**TASK PROMPT**
Give the number of lines in this listing that contain the word "title", and nothing else.

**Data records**
********************
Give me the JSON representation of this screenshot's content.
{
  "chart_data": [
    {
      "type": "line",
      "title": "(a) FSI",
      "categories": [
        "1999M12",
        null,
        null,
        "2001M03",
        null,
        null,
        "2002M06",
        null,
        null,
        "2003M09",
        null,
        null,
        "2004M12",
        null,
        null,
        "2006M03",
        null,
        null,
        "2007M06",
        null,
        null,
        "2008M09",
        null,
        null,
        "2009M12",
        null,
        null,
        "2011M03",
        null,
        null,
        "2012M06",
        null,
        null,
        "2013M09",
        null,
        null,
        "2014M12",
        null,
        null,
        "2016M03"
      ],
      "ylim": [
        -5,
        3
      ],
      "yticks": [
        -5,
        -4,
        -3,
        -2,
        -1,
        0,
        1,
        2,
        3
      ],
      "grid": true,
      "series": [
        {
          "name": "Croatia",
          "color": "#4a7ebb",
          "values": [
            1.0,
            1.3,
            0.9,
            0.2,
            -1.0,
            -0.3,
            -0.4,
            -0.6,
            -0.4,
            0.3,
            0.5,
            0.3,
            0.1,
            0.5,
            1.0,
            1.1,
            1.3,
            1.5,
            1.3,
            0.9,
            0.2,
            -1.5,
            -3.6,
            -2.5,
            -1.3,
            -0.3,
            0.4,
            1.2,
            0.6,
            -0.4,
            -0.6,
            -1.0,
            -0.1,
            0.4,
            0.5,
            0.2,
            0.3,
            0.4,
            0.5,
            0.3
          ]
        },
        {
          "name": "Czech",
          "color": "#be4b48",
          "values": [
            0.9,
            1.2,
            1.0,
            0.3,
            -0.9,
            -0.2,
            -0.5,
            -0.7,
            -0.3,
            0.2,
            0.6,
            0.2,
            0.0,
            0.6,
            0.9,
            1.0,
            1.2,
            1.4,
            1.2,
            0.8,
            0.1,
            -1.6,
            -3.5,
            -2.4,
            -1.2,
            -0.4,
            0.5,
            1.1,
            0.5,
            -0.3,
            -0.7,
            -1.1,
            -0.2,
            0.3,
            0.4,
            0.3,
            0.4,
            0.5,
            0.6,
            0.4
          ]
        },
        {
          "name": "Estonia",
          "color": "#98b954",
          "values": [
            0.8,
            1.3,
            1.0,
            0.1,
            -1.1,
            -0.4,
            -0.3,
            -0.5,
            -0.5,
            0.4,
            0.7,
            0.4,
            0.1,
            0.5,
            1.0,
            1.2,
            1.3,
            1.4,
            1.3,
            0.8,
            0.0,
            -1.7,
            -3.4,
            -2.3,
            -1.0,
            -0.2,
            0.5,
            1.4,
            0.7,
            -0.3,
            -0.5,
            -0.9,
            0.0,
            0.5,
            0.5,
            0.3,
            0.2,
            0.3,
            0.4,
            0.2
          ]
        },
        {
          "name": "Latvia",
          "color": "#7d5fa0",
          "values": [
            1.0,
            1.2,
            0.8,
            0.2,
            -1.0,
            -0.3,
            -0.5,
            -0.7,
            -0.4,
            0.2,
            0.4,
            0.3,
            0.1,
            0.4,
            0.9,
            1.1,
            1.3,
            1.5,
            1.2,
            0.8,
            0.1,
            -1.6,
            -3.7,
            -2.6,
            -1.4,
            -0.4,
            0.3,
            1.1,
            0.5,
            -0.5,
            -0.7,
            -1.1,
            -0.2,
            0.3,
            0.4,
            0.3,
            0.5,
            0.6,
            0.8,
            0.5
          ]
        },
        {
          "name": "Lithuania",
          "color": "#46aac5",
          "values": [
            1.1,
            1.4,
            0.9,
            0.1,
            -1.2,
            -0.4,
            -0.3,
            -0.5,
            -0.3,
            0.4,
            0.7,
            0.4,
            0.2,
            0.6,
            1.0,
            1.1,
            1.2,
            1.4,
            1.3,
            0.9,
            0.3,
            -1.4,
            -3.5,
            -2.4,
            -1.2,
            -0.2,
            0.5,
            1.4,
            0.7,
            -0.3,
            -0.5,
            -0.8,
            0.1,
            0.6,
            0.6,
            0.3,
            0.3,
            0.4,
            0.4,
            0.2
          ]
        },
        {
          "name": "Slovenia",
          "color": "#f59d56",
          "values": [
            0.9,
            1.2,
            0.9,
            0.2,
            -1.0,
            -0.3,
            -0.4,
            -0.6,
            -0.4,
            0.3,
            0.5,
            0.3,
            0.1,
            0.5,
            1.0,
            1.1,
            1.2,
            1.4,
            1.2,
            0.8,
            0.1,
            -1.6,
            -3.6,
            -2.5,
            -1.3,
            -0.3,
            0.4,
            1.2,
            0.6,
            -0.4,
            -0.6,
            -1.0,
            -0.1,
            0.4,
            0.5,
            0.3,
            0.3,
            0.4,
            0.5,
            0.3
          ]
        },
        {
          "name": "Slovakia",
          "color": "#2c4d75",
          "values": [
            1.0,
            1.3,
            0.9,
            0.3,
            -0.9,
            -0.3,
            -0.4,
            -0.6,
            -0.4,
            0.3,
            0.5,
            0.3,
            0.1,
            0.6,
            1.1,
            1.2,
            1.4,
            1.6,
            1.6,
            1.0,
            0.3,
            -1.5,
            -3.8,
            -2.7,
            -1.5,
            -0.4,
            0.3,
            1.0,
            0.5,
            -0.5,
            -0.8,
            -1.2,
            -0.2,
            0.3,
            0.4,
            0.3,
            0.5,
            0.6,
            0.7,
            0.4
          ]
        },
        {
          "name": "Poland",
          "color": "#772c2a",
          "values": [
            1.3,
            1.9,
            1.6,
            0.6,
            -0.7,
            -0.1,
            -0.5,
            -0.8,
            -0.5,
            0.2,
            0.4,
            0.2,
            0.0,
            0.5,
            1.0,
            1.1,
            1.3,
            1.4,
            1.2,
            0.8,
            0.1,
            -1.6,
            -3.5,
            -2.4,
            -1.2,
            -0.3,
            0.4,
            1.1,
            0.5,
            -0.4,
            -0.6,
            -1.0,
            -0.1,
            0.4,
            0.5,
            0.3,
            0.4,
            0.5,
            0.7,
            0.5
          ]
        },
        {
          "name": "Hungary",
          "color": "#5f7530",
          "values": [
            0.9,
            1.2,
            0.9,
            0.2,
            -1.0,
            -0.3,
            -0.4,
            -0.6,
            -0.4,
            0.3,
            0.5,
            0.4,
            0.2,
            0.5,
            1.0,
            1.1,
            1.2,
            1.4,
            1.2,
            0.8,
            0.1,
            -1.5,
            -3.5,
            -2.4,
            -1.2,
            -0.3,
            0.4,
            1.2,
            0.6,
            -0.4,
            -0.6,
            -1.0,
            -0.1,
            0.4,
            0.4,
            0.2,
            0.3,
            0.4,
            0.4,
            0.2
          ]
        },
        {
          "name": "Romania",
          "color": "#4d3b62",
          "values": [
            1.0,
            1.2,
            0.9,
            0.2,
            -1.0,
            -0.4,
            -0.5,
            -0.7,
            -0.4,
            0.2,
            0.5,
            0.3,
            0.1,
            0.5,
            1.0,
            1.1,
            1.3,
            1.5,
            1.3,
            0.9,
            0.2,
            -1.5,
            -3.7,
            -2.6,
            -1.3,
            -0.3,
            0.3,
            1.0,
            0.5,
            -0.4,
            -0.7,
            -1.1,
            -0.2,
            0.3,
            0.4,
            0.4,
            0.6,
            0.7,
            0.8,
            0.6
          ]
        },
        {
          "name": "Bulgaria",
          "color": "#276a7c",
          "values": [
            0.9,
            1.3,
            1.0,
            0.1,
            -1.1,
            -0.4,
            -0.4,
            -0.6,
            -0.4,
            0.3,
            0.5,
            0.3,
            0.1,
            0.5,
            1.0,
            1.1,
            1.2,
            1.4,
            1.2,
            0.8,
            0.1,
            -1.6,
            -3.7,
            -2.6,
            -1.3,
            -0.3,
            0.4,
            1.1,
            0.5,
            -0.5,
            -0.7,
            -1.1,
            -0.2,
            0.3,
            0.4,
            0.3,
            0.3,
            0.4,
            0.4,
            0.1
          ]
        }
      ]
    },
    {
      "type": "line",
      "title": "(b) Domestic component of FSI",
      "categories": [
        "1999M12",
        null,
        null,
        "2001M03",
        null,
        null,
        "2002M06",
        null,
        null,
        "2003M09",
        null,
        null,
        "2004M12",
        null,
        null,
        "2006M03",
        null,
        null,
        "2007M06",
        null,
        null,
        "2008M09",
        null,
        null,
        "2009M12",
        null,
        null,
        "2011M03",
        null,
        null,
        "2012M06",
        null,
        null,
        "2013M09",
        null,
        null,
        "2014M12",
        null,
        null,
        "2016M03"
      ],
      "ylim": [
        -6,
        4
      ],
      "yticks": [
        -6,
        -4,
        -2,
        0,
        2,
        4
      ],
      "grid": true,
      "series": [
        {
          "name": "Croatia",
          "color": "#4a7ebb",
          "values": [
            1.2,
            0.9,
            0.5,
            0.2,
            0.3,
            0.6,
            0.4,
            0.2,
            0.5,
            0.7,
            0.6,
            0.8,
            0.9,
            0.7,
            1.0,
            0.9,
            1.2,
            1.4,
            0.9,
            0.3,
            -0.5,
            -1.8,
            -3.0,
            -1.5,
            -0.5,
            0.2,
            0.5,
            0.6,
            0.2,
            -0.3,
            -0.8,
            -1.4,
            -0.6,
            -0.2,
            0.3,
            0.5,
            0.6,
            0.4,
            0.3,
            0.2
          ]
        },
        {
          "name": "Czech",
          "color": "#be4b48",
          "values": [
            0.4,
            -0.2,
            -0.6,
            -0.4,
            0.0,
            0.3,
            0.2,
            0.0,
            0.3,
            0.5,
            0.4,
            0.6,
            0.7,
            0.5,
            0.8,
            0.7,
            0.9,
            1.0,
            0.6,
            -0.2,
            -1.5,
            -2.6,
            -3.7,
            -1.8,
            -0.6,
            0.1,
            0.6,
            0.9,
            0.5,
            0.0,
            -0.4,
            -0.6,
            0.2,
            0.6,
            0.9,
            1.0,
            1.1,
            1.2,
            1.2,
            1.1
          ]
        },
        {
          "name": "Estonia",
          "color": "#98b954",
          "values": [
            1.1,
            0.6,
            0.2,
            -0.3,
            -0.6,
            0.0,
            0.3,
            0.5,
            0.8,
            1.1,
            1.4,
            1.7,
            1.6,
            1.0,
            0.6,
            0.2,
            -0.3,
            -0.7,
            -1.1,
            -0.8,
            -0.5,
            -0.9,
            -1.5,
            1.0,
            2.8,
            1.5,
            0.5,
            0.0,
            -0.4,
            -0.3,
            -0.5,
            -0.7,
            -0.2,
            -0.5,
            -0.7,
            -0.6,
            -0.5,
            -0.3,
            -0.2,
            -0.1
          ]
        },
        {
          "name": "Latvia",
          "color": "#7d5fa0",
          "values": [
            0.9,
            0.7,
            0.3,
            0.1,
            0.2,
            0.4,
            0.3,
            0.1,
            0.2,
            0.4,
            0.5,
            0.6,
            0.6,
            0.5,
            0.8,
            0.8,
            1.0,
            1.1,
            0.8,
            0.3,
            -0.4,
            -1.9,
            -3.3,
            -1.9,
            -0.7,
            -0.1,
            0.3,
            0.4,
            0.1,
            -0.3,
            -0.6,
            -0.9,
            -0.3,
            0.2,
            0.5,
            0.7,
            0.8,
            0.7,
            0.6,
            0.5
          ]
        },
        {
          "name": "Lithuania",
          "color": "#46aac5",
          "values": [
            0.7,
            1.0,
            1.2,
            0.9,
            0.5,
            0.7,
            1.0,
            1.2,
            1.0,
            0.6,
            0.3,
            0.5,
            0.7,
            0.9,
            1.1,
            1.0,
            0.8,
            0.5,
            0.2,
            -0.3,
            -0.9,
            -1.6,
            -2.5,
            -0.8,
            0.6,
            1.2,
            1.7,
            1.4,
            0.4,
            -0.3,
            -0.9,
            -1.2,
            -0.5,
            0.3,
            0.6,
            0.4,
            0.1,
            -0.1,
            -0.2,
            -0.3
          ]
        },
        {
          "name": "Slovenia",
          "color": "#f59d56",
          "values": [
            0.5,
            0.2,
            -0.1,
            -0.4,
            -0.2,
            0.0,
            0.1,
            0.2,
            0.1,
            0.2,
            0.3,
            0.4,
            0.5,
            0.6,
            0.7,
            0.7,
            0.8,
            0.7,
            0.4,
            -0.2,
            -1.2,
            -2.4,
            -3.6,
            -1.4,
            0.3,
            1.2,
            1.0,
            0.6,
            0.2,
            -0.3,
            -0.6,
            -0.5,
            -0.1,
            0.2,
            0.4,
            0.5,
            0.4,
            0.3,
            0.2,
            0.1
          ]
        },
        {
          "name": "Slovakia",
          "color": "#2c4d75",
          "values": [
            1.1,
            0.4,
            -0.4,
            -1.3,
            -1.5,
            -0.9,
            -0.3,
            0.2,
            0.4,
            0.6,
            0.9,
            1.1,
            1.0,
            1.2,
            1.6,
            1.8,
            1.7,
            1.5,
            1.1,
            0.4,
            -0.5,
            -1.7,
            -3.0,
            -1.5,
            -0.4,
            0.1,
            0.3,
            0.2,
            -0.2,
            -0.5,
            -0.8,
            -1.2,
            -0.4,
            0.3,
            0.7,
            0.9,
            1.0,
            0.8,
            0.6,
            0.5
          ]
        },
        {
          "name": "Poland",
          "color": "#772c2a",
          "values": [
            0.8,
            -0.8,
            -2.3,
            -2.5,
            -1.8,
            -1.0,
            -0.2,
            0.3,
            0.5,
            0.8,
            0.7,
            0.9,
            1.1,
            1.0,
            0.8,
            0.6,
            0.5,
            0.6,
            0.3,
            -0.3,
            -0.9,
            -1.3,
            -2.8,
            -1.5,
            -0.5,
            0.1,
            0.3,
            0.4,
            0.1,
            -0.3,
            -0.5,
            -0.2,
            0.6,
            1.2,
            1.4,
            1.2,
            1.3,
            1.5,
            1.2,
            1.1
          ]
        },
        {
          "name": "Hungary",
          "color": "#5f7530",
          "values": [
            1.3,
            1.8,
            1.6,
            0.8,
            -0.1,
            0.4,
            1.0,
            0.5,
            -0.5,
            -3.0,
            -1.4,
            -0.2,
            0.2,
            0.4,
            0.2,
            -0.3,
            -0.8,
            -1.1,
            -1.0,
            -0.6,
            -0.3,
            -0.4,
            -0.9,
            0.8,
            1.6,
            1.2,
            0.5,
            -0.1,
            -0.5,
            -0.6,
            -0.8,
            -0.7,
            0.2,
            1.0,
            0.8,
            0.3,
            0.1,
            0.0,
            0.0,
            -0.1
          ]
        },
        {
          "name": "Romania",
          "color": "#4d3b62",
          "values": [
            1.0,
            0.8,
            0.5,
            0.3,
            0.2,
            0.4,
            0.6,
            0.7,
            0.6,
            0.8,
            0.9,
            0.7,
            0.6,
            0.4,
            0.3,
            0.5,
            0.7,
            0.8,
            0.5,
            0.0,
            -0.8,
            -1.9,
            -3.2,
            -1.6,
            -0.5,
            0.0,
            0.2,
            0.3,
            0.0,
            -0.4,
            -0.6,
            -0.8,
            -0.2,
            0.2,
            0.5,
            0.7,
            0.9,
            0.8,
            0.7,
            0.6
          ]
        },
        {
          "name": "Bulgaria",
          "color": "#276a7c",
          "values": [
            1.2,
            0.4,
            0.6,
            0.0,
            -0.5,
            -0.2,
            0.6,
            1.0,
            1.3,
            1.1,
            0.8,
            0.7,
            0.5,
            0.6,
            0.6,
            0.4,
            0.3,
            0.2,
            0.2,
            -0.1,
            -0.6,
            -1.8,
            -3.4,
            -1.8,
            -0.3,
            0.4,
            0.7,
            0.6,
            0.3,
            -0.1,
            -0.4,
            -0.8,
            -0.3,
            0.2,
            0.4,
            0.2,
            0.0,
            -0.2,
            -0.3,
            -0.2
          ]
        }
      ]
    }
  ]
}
********************
**FINISHED TASK**
2